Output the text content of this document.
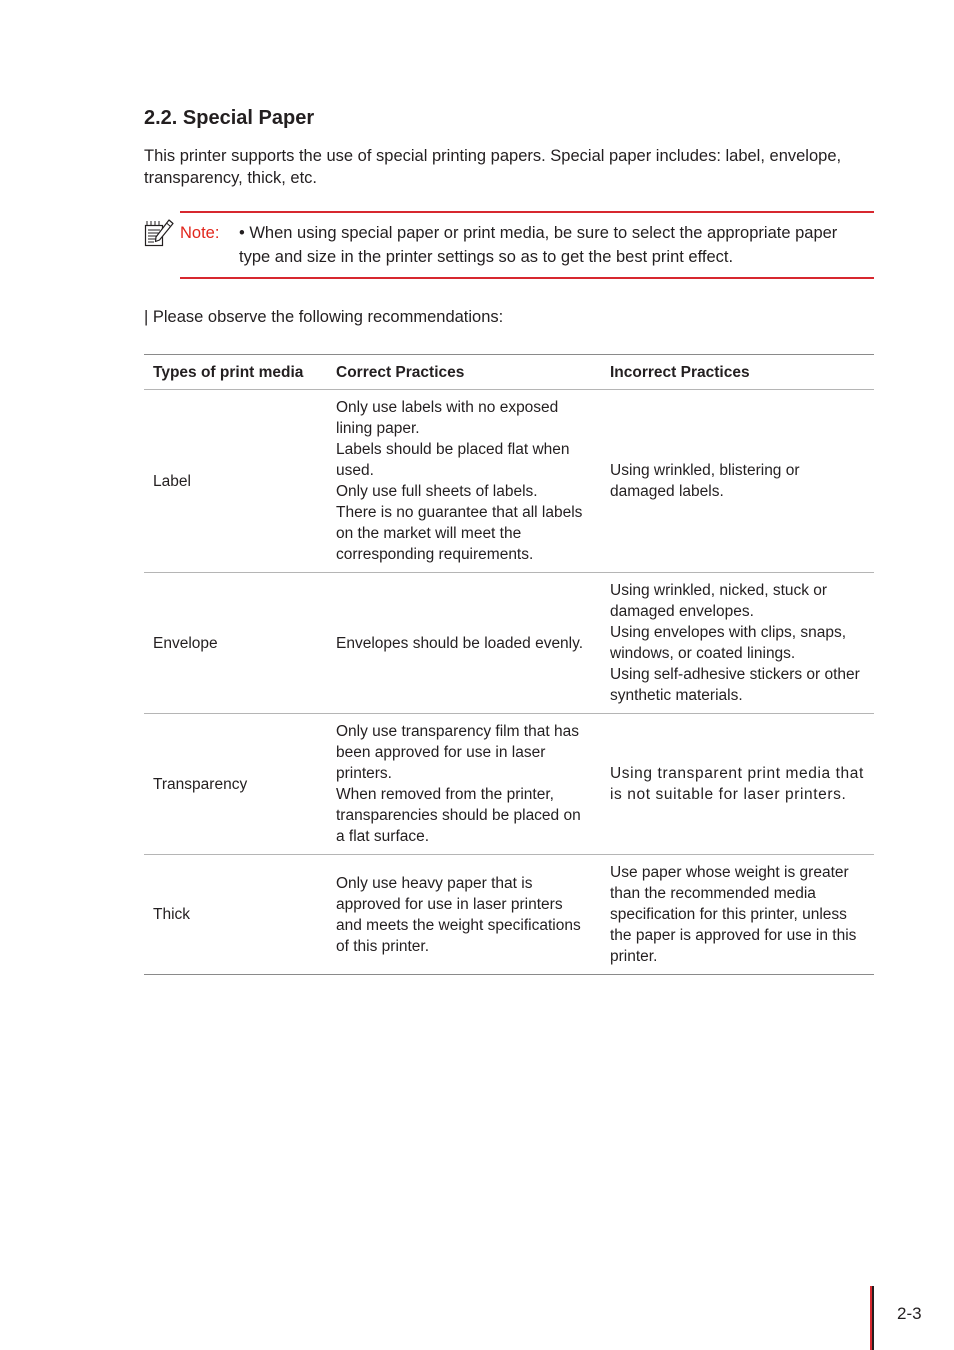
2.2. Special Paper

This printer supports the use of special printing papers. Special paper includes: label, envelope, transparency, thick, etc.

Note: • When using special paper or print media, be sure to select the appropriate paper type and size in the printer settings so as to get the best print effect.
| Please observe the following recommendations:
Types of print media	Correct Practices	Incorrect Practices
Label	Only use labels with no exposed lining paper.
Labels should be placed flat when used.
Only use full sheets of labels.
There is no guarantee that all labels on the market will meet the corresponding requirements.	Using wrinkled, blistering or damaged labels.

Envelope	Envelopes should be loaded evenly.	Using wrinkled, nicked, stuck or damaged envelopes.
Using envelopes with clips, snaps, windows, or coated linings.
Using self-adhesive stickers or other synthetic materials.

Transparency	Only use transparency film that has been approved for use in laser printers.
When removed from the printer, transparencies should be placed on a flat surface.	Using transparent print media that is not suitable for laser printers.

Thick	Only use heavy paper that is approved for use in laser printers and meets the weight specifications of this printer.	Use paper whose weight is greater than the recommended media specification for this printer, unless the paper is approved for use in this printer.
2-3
...
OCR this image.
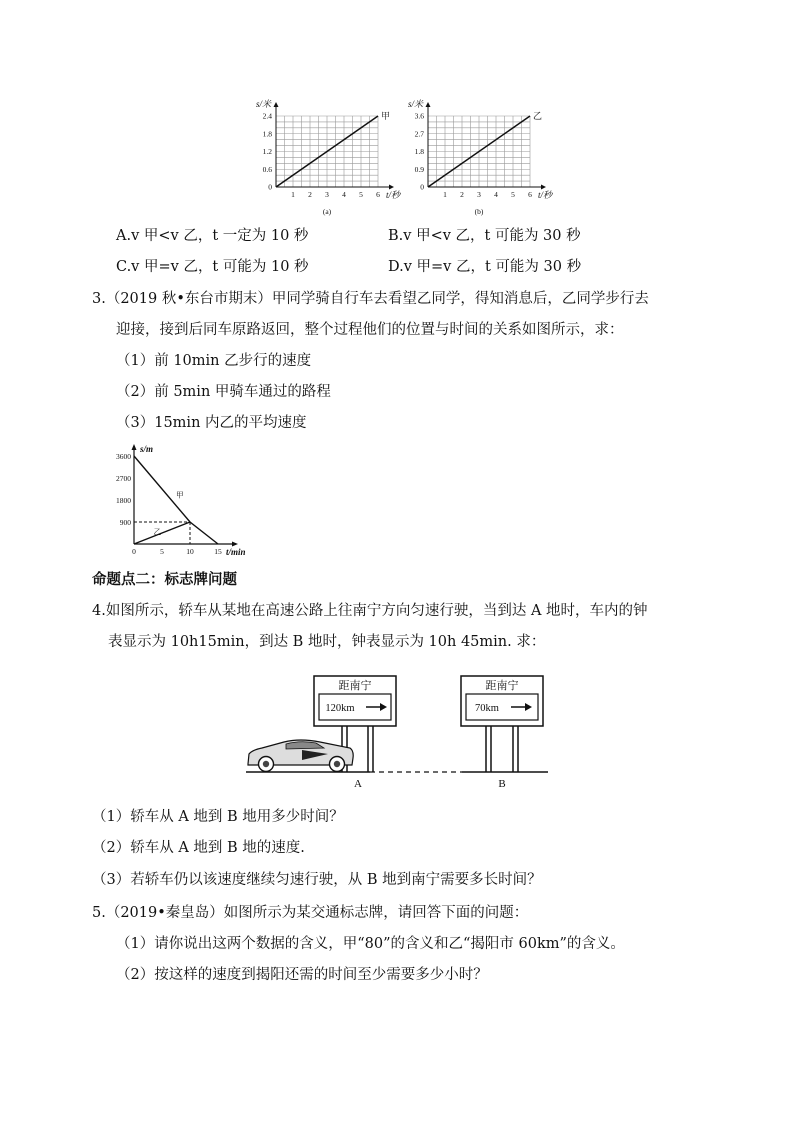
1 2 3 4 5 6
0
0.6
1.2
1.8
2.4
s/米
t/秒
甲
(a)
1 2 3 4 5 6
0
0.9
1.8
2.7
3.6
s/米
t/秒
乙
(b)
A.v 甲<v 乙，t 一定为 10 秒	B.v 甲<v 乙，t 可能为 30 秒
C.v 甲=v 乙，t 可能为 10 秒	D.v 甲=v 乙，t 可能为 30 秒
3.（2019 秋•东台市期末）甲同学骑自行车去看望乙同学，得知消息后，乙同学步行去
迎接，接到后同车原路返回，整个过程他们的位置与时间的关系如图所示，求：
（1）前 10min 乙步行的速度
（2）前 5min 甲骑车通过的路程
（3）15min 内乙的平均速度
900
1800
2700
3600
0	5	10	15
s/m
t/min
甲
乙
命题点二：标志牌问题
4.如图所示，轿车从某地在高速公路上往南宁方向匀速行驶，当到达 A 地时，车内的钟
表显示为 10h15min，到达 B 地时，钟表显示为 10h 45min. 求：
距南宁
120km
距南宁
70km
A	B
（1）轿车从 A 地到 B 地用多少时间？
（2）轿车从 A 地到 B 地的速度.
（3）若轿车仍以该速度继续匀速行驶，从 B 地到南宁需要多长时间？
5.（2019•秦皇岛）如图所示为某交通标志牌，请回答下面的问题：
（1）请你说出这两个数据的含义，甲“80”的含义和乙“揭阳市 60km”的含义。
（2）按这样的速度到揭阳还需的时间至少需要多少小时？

• **Your task**: Look through the listing and extract every line with "flat" in it.

• **Result for this task**:
Labels should be placed flat when used.
When removed from the printer, transparencies should be placed on a flat surface.	Using transparent print media that is not suitable for laser printers.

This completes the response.